>> BEGIN Entries shown

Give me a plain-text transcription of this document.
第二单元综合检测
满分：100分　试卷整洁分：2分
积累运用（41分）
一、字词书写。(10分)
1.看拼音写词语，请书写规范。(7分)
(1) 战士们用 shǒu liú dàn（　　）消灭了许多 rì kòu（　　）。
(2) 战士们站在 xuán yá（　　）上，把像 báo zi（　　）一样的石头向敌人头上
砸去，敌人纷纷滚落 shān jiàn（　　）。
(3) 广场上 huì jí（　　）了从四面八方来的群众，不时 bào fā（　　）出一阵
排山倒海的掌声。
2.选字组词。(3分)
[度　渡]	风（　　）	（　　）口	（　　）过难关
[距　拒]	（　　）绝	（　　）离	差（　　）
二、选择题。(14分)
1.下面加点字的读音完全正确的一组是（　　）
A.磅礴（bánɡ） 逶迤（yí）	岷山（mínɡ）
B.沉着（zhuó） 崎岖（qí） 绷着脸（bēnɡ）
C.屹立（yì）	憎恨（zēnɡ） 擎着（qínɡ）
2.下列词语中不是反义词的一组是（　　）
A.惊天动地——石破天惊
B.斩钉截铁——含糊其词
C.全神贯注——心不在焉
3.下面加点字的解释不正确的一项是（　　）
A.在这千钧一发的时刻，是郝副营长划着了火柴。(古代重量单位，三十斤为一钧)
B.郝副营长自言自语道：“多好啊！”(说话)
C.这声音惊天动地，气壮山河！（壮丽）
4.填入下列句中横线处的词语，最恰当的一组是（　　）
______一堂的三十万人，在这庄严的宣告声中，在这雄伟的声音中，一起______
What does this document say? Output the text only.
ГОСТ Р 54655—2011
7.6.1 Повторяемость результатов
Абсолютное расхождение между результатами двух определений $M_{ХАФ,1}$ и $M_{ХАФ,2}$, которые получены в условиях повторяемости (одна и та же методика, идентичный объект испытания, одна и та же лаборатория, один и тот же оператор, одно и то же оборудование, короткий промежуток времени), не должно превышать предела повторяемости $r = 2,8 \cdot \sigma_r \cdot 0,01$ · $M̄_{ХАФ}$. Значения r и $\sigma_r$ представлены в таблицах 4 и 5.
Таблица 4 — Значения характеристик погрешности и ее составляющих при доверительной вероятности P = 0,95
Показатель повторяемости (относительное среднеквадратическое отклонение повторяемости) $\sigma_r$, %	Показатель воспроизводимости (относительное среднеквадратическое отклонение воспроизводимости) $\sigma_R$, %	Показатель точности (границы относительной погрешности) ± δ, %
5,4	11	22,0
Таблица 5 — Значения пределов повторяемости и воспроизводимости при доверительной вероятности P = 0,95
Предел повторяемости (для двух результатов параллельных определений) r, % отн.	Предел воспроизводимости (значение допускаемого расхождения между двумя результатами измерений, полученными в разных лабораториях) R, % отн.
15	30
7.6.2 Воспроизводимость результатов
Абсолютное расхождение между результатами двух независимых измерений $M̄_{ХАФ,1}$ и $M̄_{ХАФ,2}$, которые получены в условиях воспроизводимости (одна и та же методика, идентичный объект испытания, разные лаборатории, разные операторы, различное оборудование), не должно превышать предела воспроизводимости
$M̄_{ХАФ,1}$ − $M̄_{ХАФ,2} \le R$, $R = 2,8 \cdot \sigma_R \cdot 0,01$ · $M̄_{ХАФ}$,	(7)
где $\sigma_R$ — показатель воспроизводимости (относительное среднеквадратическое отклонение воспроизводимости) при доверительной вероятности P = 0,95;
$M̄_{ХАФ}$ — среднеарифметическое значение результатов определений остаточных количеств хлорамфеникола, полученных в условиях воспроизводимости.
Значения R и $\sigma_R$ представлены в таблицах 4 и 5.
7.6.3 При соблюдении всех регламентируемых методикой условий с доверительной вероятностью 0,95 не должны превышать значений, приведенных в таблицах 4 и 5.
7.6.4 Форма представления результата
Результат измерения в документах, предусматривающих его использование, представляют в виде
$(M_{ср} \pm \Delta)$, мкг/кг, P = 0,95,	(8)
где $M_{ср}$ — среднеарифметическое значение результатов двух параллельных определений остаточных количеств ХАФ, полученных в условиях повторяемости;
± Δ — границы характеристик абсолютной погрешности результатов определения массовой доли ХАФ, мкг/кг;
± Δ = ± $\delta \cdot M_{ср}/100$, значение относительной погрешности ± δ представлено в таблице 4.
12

>> END Entries shown

Repeat every record, keeping each word and mark exactly as it is.

* Output for this exercise *
Give me a plain-text transcription of this document.
第二单元综合检测
满分：100分　试卷整洁分：2分
积累运用（41分）
一、字词书写。(10分)
1.看拼音写词语，请书写规范。(7分)
(1) 战士们用 shǒu liú dàn（　　）消灭了许多 rì kòu（　　）。
(2) 战士们站在 xuán yá（　　）上，把像 báo zi（　　）一样的石头向敌人头上
砸去，敌人纷纷滚落 shān jiàn（　　）。
(3) 广场上 huì jí（　　）了从四面八方来的群众，不时 bào fā（　　）出一阵
排山倒海的掌声。
2.选字组词。(3分)
[度　渡]	风（　　）	（　　）口	（　　）过难关
[距　拒]	（　　）绝	（　　）离	差（　　）
二、选择题。(14分)
1.下面加点字的读音完全正确的一组是（　　）
A.磅礴（bánɡ） 逶迤（yí）	岷山（mínɡ）
B.沉着（zhuó） 崎岖（qí） 绷着脸（bēnɡ）
C.屹立（yì）	憎恨（zēnɡ） 擎着（qínɡ）
2.下列词语中不是反义词的一组是（　　）
A.惊天动地——石破天惊
B.斩钉截铁——含糊其词
C.全神贯注——心不在焉
3.下面加点字的解释不正确的一项是（　　）
A.在这千钧一发的时刻，是郝副营长划着了火柴。(古代重量单位，三十斤为一钧)
B.郝副营长自言自语道：“多好啊！”(说话)
C.这声音惊天动地，气壮山河！（壮丽）
4.填入下列句中横线处的词语，最恰当的一组是（　　）
______一堂的三十万人，在这庄严的宣告声中，在这雄伟的声音中，一起______
What does this document say? Output the text only.
ГОСТ Р 54655—2011
7.6.1 Повторяемость результатов
Абсолютное расхождение между результатами двух определений $M_{ХАФ,1}$ и $M_{ХАФ,2}$, которые получены в условиях повторяемости (одна и та же методика, идентичный объект испытания, одна и та же лаборатория, один и тот же оператор, одно и то же оборудование, короткий промежуток времени), не должно превышать предела повторяемости $r = 2,8 \cdot \sigma_r \cdot 0,01$ · $M̄_{ХАФ}$. Значения r и $\sigma_r$ представлены в таблицах 4 и 5.
Таблица 4 — Значения характеристик погрешности и ее составляющих при доверительной вероятности P = 0,95
Показатель повторяемости (относительное среднеквадратическое отклонение повторяемости) $\sigma_r$, %	Показатель воспроизводимости (относительное среднеквадратическое отклонение воспроизводимости) $\sigma_R$, %	Показатель точности (границы относительной погрешности) ± δ, %
5,4	11	22,0
Таблица 5 — Значения пределов повторяемости и воспроизводимости при доверительной вероятности P = 0,95
Предел повторяемости (для двух результатов параллельных определений) r, % отн.	Предел воспроизводимости (значение допускаемого расхождения между двумя результатами измерений, полученными в разных лабораториях) R, % отн.
15	30
7.6.2 Воспроизводимость результатов
Абсолютное расхождение между результатами двух независимых измерений $M̄_{ХАФ,1}$ и $M̄_{ХАФ,2}$, которые получены в условиях воспроизводимости (одна и та же методика, идентичный объект испытания, разные лаборатории, разные операторы, различное оборудование), не должно превышать предела воспроизводимости
$M̄_{ХАФ,1}$ − $M̄_{ХАФ,2} \le R$, $R = 2,8 \cdot \sigma_R \cdot 0,01$ · $M̄_{ХАФ}$,	(7)
где $\sigma_R$ — показатель воспроизводимости (относительное среднеквадратическое отклонение воспроизводимости) при доверительной вероятности P = 0,95;
$M̄_{ХАФ}$ — среднеарифметическое значение результатов определений остаточных количеств хлорамфеникола, полученных в условиях воспроизводимости.
Значения R и $\sigma_R$ представлены в таблицах 4 и 5.
7.6.3 При соблюдении всех регламентируемых методикой условий с доверительной вероятностью 0,95 не должны превышать значений, приведенных в таблицах 4 и 5.
7.6.4 Форма представления результата
Результат измерения в документах, предусматривающих его использование, представляют в виде
$(M_{ср} \pm \Delta)$, мкг/кг, P = 0,95,	(8)
где $M_{ср}$ — среднеарифметическое значение результатов двух параллельных определений остаточных количеств ХАФ, полученных в условиях повторяемости;
± Δ — границы характеристик абсолютной погрешности результатов определения массовой доли ХАФ, мкг/кг;
± Δ = ± $\delta \cdot M_{ср}/100$, значение относительной погрешности ± δ представлено в таблице 4.
12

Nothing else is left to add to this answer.